#### REQUIRED WORK
Write out every line of the records below exactly, leaving nothing out and changing nothing.

┏━━

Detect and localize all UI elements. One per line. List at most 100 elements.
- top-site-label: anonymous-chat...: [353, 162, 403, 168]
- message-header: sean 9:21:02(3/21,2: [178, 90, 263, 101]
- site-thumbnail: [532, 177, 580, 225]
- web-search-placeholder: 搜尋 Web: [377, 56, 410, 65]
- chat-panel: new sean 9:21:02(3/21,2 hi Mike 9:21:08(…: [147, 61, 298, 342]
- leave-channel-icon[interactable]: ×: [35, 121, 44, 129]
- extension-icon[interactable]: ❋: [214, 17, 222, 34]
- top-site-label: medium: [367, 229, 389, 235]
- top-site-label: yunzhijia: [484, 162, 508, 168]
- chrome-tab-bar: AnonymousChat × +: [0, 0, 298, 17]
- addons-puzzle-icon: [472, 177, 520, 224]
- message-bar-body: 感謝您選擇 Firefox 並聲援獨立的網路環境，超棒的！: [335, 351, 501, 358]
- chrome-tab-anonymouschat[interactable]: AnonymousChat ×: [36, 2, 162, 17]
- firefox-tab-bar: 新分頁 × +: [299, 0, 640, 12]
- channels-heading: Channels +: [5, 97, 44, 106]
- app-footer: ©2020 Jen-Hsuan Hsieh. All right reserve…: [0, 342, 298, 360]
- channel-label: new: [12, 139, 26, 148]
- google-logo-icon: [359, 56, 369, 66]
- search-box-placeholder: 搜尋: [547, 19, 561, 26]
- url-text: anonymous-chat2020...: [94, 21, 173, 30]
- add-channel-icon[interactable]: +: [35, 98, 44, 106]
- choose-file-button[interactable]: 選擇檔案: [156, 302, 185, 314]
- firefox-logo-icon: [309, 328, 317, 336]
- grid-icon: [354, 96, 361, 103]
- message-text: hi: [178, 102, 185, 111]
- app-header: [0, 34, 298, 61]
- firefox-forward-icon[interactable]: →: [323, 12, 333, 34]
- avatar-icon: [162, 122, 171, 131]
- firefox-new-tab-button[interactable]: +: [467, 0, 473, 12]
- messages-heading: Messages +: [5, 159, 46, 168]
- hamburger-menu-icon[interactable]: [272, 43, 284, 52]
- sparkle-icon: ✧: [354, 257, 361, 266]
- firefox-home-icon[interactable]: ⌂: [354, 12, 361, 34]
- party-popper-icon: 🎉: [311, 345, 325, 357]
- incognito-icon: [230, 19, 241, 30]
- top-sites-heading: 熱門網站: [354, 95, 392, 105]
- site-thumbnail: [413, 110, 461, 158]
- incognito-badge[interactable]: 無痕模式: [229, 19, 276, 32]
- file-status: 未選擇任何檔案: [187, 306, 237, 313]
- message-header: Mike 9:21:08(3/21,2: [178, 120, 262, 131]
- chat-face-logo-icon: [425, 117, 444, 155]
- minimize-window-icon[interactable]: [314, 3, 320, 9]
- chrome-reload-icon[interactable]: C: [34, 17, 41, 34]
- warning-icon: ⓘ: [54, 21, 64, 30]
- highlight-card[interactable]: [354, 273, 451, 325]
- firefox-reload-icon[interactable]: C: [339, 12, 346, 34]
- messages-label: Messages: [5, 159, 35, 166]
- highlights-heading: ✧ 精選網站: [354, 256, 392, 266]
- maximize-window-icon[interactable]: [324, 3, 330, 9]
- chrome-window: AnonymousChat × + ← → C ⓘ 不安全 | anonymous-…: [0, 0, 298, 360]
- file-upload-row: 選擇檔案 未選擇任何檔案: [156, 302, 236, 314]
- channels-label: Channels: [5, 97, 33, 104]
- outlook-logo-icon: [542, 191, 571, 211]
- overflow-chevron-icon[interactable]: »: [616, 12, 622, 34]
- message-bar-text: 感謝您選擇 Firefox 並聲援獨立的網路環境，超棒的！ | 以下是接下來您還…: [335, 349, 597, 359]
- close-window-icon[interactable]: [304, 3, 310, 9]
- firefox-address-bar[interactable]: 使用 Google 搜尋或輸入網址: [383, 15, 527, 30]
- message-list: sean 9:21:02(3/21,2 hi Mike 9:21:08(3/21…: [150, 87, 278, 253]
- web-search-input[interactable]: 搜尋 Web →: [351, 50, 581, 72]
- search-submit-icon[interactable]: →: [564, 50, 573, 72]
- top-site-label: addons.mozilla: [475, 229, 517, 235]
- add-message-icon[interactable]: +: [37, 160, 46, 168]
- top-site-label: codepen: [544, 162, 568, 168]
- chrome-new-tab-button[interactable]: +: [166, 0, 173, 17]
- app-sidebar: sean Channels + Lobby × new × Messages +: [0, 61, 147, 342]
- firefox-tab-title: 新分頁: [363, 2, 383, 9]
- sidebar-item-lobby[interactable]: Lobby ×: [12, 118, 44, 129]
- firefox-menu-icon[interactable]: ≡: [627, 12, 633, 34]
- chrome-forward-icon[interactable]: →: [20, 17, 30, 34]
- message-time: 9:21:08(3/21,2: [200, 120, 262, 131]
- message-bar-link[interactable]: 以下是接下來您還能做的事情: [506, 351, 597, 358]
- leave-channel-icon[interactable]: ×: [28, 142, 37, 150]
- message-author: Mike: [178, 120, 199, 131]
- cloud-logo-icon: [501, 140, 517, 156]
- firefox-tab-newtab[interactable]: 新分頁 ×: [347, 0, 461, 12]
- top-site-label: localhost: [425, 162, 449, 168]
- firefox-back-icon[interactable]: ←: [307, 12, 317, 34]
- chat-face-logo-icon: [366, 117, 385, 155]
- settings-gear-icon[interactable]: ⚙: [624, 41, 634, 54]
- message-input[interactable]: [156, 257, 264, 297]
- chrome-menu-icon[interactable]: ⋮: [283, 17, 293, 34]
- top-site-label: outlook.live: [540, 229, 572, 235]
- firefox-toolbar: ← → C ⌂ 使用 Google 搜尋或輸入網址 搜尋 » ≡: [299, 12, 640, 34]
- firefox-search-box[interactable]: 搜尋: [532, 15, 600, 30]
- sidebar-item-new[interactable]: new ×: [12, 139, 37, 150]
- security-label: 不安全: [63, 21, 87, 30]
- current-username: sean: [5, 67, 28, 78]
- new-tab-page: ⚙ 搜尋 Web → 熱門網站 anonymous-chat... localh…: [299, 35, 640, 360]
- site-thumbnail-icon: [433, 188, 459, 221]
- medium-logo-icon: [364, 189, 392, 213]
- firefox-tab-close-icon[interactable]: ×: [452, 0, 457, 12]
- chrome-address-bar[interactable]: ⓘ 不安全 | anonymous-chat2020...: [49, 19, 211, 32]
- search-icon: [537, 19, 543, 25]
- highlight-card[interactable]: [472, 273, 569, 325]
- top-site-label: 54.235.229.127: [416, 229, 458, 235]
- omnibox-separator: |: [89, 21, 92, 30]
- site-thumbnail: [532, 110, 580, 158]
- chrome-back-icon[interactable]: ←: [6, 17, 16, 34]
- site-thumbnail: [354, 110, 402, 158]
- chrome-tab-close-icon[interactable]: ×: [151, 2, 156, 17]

┗━━

#### THE RESPONSE
Detect and localize all UI elements. One per line. List at most 100 elements.
- top-site-label: anonymous-chat...: [353, 162, 403, 168]
- message-header: sean 9:21:02(3/21,2: [178, 90, 263, 101]
- site-thumbnail: [532, 177, 580, 225]
- web-search-placeholder: 搜尋 Web: [377, 56, 410, 65]
- chat-panel: new sean 9:21:02(3/21,2 hi Mike 9:21:08(…: [147, 61, 298, 342]
- leave-channel-icon[interactable]: ×: [35, 121, 44, 129]
- extension-icon[interactable]: ❋: [214, 17, 222, 34]
- top-site-label: medium: [367, 229, 389, 235]
- top-site-label: yunzhijia: [484, 162, 508, 168]
- chrome-tab-bar: AnonymousChat × +: [0, 0, 298, 17]
- addons-puzzle-icon: [472, 177, 520, 224]
- message-bar-body: 感謝您選擇 Firefox 並聲援獨立的網路環境，超棒的！: [335, 351, 501, 358]
- chrome-tab-anonymouschat[interactable]: AnonymousChat ×: [36, 2, 162, 17]
- firefox-tab-bar: 新分頁 × +: [299, 0, 640, 12]
- channels-heading: Channels +: [5, 97, 44, 106]
- app-footer: ©2020 Jen-Hsuan Hsieh. All right reserve…: [0, 342, 298, 360]
- channel-label: new: [12, 139, 26, 148]
- google-logo-icon: [359, 56, 369, 66]
- search-box-placeholder: 搜尋: [547, 19, 561, 26]
- url-text: anonymous-chat2020...: [94, 21, 173, 30]
- add-channel-icon[interactable]: +: [35, 98, 44, 106]
- choose-file-button[interactable]: 選擇檔案: [156, 302, 185, 314]
- firefox-logo-icon: [309, 328, 317, 336]
- grid-icon: [354, 96, 361, 103]
- message-text: hi: [178, 102, 185, 111]
- app-header: [0, 34, 298, 61]
- firefox-forward-icon[interactable]: →: [323, 12, 333, 34]
- avatar-icon: [162, 122, 171, 131]
- firefox-new-tab-button[interactable]: +: [467, 0, 473, 12]
- messages-heading: Messages +: [5, 159, 46, 168]
- hamburger-menu-icon[interactable]: [272, 43, 284, 52]
- sparkle-icon: ✧: [354, 257, 361, 266]
- firefox-home-icon[interactable]: ⌂: [354, 12, 361, 34]
- party-popper-icon: 🎉: [311, 345, 325, 357]
- incognito-icon: [230, 19, 241, 30]
- top-sites-heading: 熱門網站: [354, 95, 392, 105]
- site-thumbnail: [413, 110, 461, 158]
- incognito-badge[interactable]: 無痕模式: [229, 19, 276, 32]
- file-status: 未選擇任何檔案: [187, 306, 237, 313]
- message-header: Mike 9:21:08(3/21,2: [178, 120, 262, 131]
- chat-face-logo-icon: [425, 117, 444, 155]
- minimize-window-icon[interactable]: [314, 3, 320, 9]
- chrome-reload-icon[interactable]: C: [34, 17, 41, 34]
- warning-icon: ⓘ: [54, 21, 64, 30]
- highlight-card[interactable]: [354, 273, 451, 325]
- firefox-reload-icon[interactable]: C: [339, 12, 346, 34]
- messages-label: Messages: [5, 159, 35, 166]
- highlights-heading: ✧ 精選網站: [354, 256, 392, 266]
- maximize-window-icon[interactable]: [324, 3, 330, 9]
- chrome-window: AnonymousChat × + ← → C ⓘ 不安全 | anonymous-…: [0, 0, 298, 360]
- file-upload-row: 選擇檔案 未選擇任何檔案: [156, 302, 236, 314]
- channels-label: Channels: [5, 97, 33, 104]
- outlook-logo-icon: [542, 191, 571, 211]
- overflow-chevron-icon[interactable]: »: [616, 12, 622, 34]
- message-bar-text: 感謝您選擇 Firefox 並聲援獨立的網路環境，超棒的！ | 以下是接下來您還…: [335, 349, 597, 359]
- close-window-icon[interactable]: [304, 3, 310, 9]
- firefox-address-bar[interactable]: 使用 Google 搜尋或輸入網址: [383, 15, 527, 30]
- message-list: sean 9:21:02(3/21,2 hi Mike 9:21:08(3/21…: [150, 87, 278, 253]
- web-search-input[interactable]: 搜尋 Web →: [351, 50, 581, 72]
- search-submit-icon[interactable]: →: [564, 50, 573, 72]
- top-site-label: addons.mozilla: [475, 229, 517, 235]
- add-message-icon[interactable]: +: [37, 160, 46, 168]
- top-site-label: codepen: [544, 162, 568, 168]
- chrome-new-tab-button[interactable]: +: [166, 0, 173, 17]
- app-sidebar: sean Channels + Lobby × new × Messages +: [0, 61, 147, 342]
- firefox-tab-title: 新分頁: [363, 2, 383, 9]
- sidebar-item-lobby[interactable]: Lobby ×: [12, 118, 44, 129]
- firefox-menu-icon[interactable]: ≡: [627, 12, 633, 34]
- chrome-forward-icon[interactable]: →: [20, 17, 30, 34]
- message-time: 9:21:08(3/21,2: [200, 120, 262, 131]
- message-bar-link[interactable]: 以下是接下來您還能做的事情: [506, 351, 597, 358]
- leave-channel-icon[interactable]: ×: [28, 142, 37, 150]
- message-author: Mike: [178, 120, 199, 131]
- cloud-logo-icon: [501, 140, 517, 156]
- firefox-tab-newtab[interactable]: 新分頁 ×: [347, 0, 461, 12]
- top-site-label: localhost: [425, 162, 449, 168]
- firefox-back-icon[interactable]: ←: [307, 12, 317, 34]
- chat-face-logo-icon: [366, 117, 385, 155]
- settings-gear-icon[interactable]: ⚙: [624, 41, 634, 54]
- message-input[interactable]: [156, 257, 264, 297]
- chrome-menu-icon[interactable]: ⋮: [283, 17, 293, 34]
- top-site-label: outlook.live: [540, 229, 572, 235]
- firefox-toolbar: ← → C ⌂ 使用 Google 搜尋或輸入網址 搜尋 » ≡: [299, 12, 640, 34]
- firefox-search-box[interactable]: 搜尋: [532, 15, 600, 30]
- sidebar-item-new[interactable]: new ×: [12, 139, 37, 150]
- security-label: 不安全: [63, 21, 87, 30]
- current-username: sean: [5, 67, 28, 78]
- new-tab-page: ⚙ 搜尋 Web → 熱門網站 anonymous-chat... localh…: [299, 35, 640, 360]
- site-thumbnail-icon: [433, 188, 459, 221]
- medium-logo-icon: [364, 189, 392, 213]
- firefox-tab-close-icon[interactable]: ×: [452, 0, 457, 12]
- chrome-address-bar[interactable]: ⓘ 不安全 | anonymous-chat2020...: [49, 19, 211, 32]
- search-icon: [537, 19, 543, 25]
- highlight-card[interactable]: [472, 273, 569, 325]
- top-site-label: 54.235.229.127: [416, 229, 458, 235]
- omnibox-separator: |: [89, 21, 92, 30]
- site-thumbnail: [532, 110, 580, 158]
- chrome-back-icon[interactable]: ←: [6, 17, 16, 34]
- site-thumbnail: [354, 110, 402, 158]
- chrome-tab-close-icon[interactable]: ×: [151, 2, 156, 17]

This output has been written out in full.